● **Written exercise**
Write out all of the data without omission, exactly as shown.

Records from a data source

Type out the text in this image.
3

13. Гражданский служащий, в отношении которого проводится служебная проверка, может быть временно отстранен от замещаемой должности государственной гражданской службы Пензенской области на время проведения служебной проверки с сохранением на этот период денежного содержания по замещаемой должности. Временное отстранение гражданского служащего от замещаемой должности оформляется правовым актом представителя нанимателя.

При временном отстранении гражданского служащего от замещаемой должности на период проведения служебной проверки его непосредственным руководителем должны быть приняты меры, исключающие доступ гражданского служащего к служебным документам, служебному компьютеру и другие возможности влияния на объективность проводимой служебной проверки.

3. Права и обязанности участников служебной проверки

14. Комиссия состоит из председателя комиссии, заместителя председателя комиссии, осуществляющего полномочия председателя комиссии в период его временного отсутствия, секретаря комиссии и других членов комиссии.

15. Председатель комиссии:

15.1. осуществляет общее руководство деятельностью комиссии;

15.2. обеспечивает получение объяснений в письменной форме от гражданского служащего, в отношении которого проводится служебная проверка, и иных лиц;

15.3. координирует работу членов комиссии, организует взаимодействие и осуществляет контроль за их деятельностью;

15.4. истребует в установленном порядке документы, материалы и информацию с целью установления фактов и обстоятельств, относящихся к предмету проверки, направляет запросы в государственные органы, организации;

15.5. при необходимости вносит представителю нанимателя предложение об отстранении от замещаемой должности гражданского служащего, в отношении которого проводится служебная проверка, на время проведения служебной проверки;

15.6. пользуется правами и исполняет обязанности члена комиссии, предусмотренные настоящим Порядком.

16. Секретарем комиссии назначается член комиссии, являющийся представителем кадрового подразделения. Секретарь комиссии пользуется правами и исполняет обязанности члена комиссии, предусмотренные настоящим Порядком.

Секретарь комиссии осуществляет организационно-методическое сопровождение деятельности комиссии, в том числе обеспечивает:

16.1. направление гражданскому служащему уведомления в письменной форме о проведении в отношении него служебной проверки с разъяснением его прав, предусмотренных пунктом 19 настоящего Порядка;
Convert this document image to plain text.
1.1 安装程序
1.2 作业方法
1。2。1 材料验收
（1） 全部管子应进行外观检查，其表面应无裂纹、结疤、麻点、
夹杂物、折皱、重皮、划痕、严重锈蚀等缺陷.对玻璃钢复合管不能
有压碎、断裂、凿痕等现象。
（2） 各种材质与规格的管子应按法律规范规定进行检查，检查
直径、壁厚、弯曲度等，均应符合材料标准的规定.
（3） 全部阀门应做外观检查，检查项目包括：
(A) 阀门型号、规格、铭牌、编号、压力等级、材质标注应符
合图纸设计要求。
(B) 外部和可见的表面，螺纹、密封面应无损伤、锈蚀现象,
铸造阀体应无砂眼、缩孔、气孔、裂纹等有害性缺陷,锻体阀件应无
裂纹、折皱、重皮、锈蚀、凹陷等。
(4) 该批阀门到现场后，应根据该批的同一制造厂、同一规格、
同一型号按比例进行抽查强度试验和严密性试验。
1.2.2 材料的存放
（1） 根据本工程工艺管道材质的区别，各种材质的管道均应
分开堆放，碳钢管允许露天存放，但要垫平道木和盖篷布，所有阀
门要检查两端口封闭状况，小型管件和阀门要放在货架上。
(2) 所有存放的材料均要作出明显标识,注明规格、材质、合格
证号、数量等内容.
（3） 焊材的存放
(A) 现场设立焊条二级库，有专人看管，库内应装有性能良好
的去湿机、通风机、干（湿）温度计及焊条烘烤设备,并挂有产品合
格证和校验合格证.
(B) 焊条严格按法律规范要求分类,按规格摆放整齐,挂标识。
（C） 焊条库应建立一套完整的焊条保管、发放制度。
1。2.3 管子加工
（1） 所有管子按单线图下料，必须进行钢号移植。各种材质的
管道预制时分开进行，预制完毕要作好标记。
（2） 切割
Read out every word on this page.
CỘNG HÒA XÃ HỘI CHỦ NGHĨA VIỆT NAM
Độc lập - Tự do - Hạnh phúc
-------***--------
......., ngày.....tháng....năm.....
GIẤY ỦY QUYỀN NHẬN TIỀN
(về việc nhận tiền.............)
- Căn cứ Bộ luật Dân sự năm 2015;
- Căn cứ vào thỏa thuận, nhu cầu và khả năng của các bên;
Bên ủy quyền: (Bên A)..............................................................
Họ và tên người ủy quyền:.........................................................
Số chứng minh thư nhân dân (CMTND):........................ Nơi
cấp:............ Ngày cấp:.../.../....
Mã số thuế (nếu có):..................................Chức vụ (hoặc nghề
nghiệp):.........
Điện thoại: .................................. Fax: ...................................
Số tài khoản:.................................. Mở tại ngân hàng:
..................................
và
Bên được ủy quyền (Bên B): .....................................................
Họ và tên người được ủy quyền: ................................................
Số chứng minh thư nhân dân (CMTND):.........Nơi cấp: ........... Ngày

● **Output for this exercise**
Type out the text in this image.
3

13. Гражданский служащий, в отношении которого проводится служебная проверка, может быть временно отстранен от замещаемой должности государственной гражданской службы Пензенской области на время проведения служебной проверки с сохранением на этот период денежного содержания по замещаемой должности. Временное отстранение гражданского служащего от замещаемой должности оформляется правовым актом представителя нанимателя.

При временном отстранении гражданского служащего от замещаемой должности на период проведения служебной проверки его непосредственным руководителем должны быть приняты меры, исключающие доступ гражданского служащего к служебным документам, служебному компьютеру и другие возможности влияния на объективность проводимой служебной проверки.

3. Права и обязанности участников служебной проверки

14. Комиссия состоит из председателя комиссии, заместителя председателя комиссии, осуществляющего полномочия председателя комиссии в период его временного отсутствия, секретаря комиссии и других членов комиссии.

15. Председатель комиссии:

15.1. осуществляет общее руководство деятельностью комиссии;

15.2. обеспечивает получение объяснений в письменной форме от гражданского служащего, в отношении которого проводится служебная проверка, и иных лиц;

15.3. координирует работу членов комиссии, организует взаимодействие и осуществляет контроль за их деятельностью;

15.4. истребует в установленном порядке документы, материалы и информацию с целью установления фактов и обстоятельств, относящихся к предмету проверки, направляет запросы в государственные органы, организации;

15.5. при необходимости вносит представителю нанимателя предложение об отстранении от замещаемой должности гражданского служащего, в отношении которого проводится служебная проверка, на время проведения служебной проверки;

15.6. пользуется правами и исполняет обязанности члена комиссии, предусмотренные настоящим Порядком.

16. Секретарем комиссии назначается член комиссии, являющийся представителем кадрового подразделения. Секретарь комиссии пользуется правами и исполняет обязанности члена комиссии, предусмотренные настоящим Порядком.

Секретарь комиссии осуществляет организационно-методическое сопровождение деятельности комиссии, в том числе обеспечивает:

16.1. направление гражданскому служащему уведомления в письменной форме о проведении в отношении него служебной проверки с разъяснением его прав, предусмотренных пунктом 19 настоящего Порядка;
Convert this document image to plain text.
1.1 安装程序
1.2 作业方法
1。2。1 材料验收
（1） 全部管子应进行外观检查，其表面应无裂纹、结疤、麻点、
夹杂物、折皱、重皮、划痕、严重锈蚀等缺陷.对玻璃钢复合管不能
有压碎、断裂、凿痕等现象。
（2） 各种材质与规格的管子应按法律规范规定进行检查，检查
直径、壁厚、弯曲度等，均应符合材料标准的规定.
（3） 全部阀门应做外观检查，检查项目包括：
(A) 阀门型号、规格、铭牌、编号、压力等级、材质标注应符
合图纸设计要求。
(B) 外部和可见的表面，螺纹、密封面应无损伤、锈蚀现象,
铸造阀体应无砂眼、缩孔、气孔、裂纹等有害性缺陷,锻体阀件应无
裂纹、折皱、重皮、锈蚀、凹陷等。
(4) 该批阀门到现场后，应根据该批的同一制造厂、同一规格、
同一型号按比例进行抽查强度试验和严密性试验。
1.2.2 材料的存放
（1） 根据本工程工艺管道材质的区别，各种材质的管道均应
分开堆放，碳钢管允许露天存放，但要垫平道木和盖篷布，所有阀
门要检查两端口封闭状况，小型管件和阀门要放在货架上。
(2) 所有存放的材料均要作出明显标识,注明规格、材质、合格
证号、数量等内容.
（3） 焊材的存放
(A) 现场设立焊条二级库，有专人看管，库内应装有性能良好
的去湿机、通风机、干（湿）温度计及焊条烘烤设备,并挂有产品合
格证和校验合格证.
(B) 焊条严格按法律规范要求分类,按规格摆放整齐,挂标识。
（C） 焊条库应建立一套完整的焊条保管、发放制度。
1。2.3 管子加工
（1） 所有管子按单线图下料，必须进行钢号移植。各种材质的
管道预制时分开进行，预制完毕要作好标记。
（2） 切割
Read out every word on this page.
CỘNG HÒA XÃ HỘI CHỦ NGHĨA VIỆT NAM
Độc lập - Tự do - Hạnh phúc
-------***--------
......., ngày.....tháng....năm.....
GIẤY ỦY QUYỀN NHẬN TIỀN
(về việc nhận tiền.............)
- Căn cứ Bộ luật Dân sự năm 2015;
- Căn cứ vào thỏa thuận, nhu cầu và khả năng của các bên;
Bên ủy quyền: (Bên A)..............................................................
Họ và tên người ủy quyền:.........................................................
Số chứng minh thư nhân dân (CMTND):........................ Nơi
cấp:............ Ngày cấp:.../.../....
Mã số thuế (nếu có):..................................Chức vụ (hoặc nghề
nghiệp):.........
Điện thoại: .................................. Fax: ...................................
Số tài khoản:.................................. Mở tại ngân hàng:
..................................
và
Bên được ủy quyền (Bên B): .....................................................
Họ và tên người được ủy quyền: ................................................
Số chứng minh thư nhân dân (CMTND):.........Nơi cấp: ........... Ngày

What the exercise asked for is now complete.